> Given problem:
Copy out all the lines exactly. Omit pictures.

-------- Input data --------

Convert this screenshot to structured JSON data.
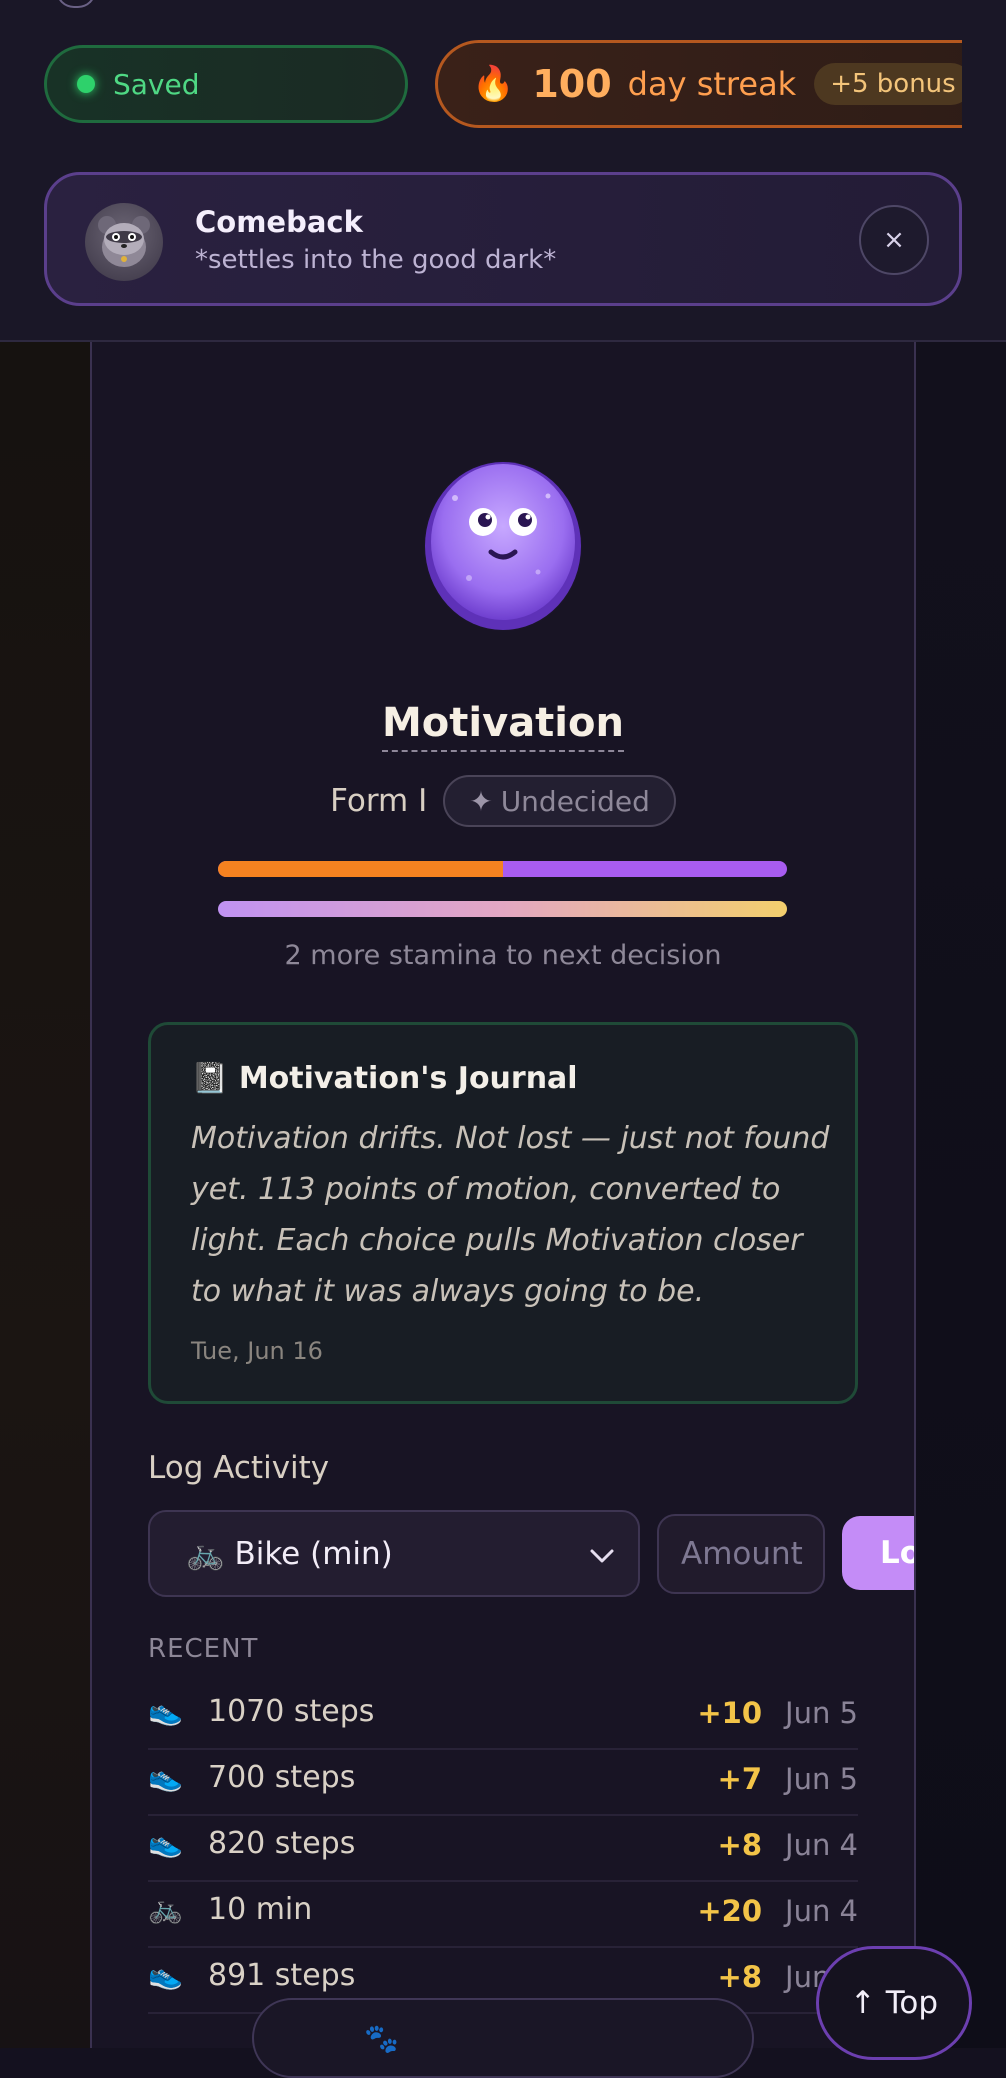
{
  "status": {
    "saved_label": "Saved"
  },
  "streak": {
    "icon": "fire-icon",
    "count": "100",
    "label": "day streak",
    "bonus": "+5 bonus"
  },
  "notification": {
    "title": "Comeback",
    "subtitle": "*settles into the good dark*",
    "close_label": "×"
  },
  "creature": {
    "name": "Motivation",
    "form_label": "Form I",
    "path_label": "Undecided",
    "path_icon": "✦",
    "energy_split_fraction": 0.5,
    "progress_fraction": 1.0,
    "hint": "2 more stamina to next decision"
  },
  "journal": {
    "icon": "📓",
    "title": "Motivation's Journal",
    "body": "Motivation drifts. Not lost — just not found yet. 113 points of motion, converted to light. Each choice pulls Motivation closer to what it was always going to be.",
    "date": "Tue, Jun 16"
  },
  "log_activity": {
    "label": "Log Activity",
    "selected_activity": "🚲 Bike (min)",
    "amount_placeholder": "Amount",
    "submit_label": "Log"
  },
  "recent": {
    "label": "RECENT",
    "items": [
      {
        "icon": "👟",
        "desc": "1070 steps",
        "points": "+10",
        "date": "Jun 5"
      },
      {
        "icon": "👟",
        "desc": "700 steps",
        "points": "+7",
        "date": "Jun 5"
      },
      {
        "icon": "👟",
        "desc": "820 steps",
        "points": "+8",
        "date": "Jun 4"
      },
      {
        "icon": "🚲",
        "desc": "10 min",
        "points": "+20",
        "date": "Jun 4"
      },
      {
        "icon": "👟",
        "desc": "891 steps",
        "points": "+8",
        "date": "Jun 4"
      }
    ]
  },
  "footer": {
    "top_label": "↑ Top"
  },
  "colors": {
    "accent_purple": "#a85cf0",
    "streak_orange": "#f58220",
    "saved_green": "#2ed16b",
    "points_gold": "#f3c448"
  }
}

--------

> Exercise solution:
Convert this screenshot to structured JSON data.
{
  "status": {
    "saved_label": "Saved"
  },
  "streak": {
    "icon": "fire-icon",
    "count": "100",
    "label": "day streak",
    "bonus": "+5 bonus"
  },
  "notification": {
    "title": "Comeback",
    "subtitle": "*settles into the good dark*",
    "close_label": "×"
  },
  "creature": {
    "name": "Motivation",
    "form_label": "Form I",
    "path_label": "Undecided",
    "path_icon": "✦",
    "energy_split_fraction": 0.5,
    "progress_fraction": 1.0,
    "hint": "2 more stamina to next decision"
  },
  "journal": {
    "icon": "📓",
    "title": "Motivation's Journal",
    "body": "Motivation drifts. Not lost — just not found yet. 113 points of motion, converted to light. Each choice pulls Motivation closer to what it was always going to be.",
    "date": "Tue, Jun 16"
  },
  "log_activity": {
    "label": "Log Activity",
    "selected_activity": "🚲 Bike (min)",
    "amount_placeholder": "Amount",
    "submit_label": "Log"
  },
  "recent": {
    "label": "RECENT",
    "items": [
      {
        "icon": "👟",
        "desc": "1070 steps",
        "points": "+10",
        "date": "Jun 5"
      },
      {
        "icon": "👟",
        "desc": "700 steps",
        "points": "+7",
        "date": "Jun 5"
      },
      {
        "icon": "👟",
        "desc": "820 steps",
        "points": "+8",
        "date": "Jun 4"
      },
      {
        "icon": "🚲",
        "desc": "10 min",
        "points": "+20",
        "date": "Jun 4"
      },
      {
        "icon": "👟",
        "desc": "891 steps",
        "points": "+8",
        "date": "Jun 4"
      }
    ]
  },
  "footer": {
    "top_label": "↑ Top"
  },
  "colors": {
    "accent_purple": "#a85cf0",
    "streak_orange": "#f58220",
    "saved_green": "#2ed16b",
    "points_gold": "#f3c448"
  }
}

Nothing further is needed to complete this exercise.